Your goal - Rename every "room-label" in the lines below to "room-name" and write the lines out again with nothing else changed.

── Exercise data ──

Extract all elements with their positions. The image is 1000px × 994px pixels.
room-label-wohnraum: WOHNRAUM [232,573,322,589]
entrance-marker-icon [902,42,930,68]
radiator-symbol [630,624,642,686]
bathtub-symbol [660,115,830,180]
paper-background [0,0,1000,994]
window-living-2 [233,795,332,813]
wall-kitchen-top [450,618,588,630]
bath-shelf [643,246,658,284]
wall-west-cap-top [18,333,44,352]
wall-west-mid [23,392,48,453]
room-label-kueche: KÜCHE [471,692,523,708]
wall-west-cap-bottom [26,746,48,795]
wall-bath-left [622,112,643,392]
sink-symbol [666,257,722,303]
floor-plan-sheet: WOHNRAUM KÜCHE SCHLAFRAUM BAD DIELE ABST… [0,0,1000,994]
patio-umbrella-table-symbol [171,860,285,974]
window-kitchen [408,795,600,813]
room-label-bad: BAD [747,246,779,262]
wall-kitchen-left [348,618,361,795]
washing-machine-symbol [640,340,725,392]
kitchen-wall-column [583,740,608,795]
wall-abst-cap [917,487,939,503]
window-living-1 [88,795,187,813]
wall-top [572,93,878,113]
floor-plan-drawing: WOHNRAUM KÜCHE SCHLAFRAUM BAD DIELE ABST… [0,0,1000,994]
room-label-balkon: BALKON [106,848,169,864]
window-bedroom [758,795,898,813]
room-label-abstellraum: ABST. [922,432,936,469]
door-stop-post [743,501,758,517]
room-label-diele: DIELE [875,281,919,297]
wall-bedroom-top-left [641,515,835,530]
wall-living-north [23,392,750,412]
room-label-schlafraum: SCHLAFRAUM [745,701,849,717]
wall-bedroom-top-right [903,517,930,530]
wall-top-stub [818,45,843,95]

───

The result -
Extract all elements with their positions. The image is 1000px × 994px pixels.
room-name-wohnraum: WOHNRAUM [232,573,322,589]
entrance-marker-icon [902,42,930,68]
radiator-symbol [630,624,642,686]
bathtub-symbol [660,115,830,180]
paper-background [0,0,1000,994]
window-living-2 [233,795,332,813]
wall-kitchen-top [450,618,588,630]
bath-shelf [643,246,658,284]
wall-west-cap-top [18,333,44,352]
wall-west-mid [23,392,48,453]
room-name-kueche: KÜCHE [471,692,523,708]
wall-west-cap-bottom [26,746,48,795]
wall-bath-left [622,112,643,392]
sink-symbol [666,257,722,303]
floor-plan-sheet: WOHNRAUM KÜCHE SCHLAFRAUM BAD DIELE ABST… [0,0,1000,994]
patio-umbrella-table-symbol [171,860,285,974]
window-kitchen [408,795,600,813]
room-name-bad: BAD [747,246,779,262]
wall-kitchen-left [348,618,361,795]
washing-machine-symbol [640,340,725,392]
kitchen-wall-column [583,740,608,795]
wall-abst-cap [917,487,939,503]
window-living-1 [88,795,187,813]
wall-top [572,93,878,113]
floor-plan-drawing: WOHNRAUM KÜCHE SCHLAFRAUM BAD DIELE ABST… [0,0,1000,994]
room-name-balkon: BALKON [106,848,169,864]
window-bedroom [758,795,898,813]
room-name-abstellraum: ABST. [922,432,936,469]
door-stop-post [743,501,758,517]
room-name-diele: DIELE [875,281,919,297]
wall-bedroom-top-left [641,515,835,530]
wall-living-north [23,392,750,412]
room-name-schlafraum: SCHLAFRAUM [745,701,849,717]
wall-bedroom-top-right [903,517,930,530]
wall-top-stub [818,45,843,95]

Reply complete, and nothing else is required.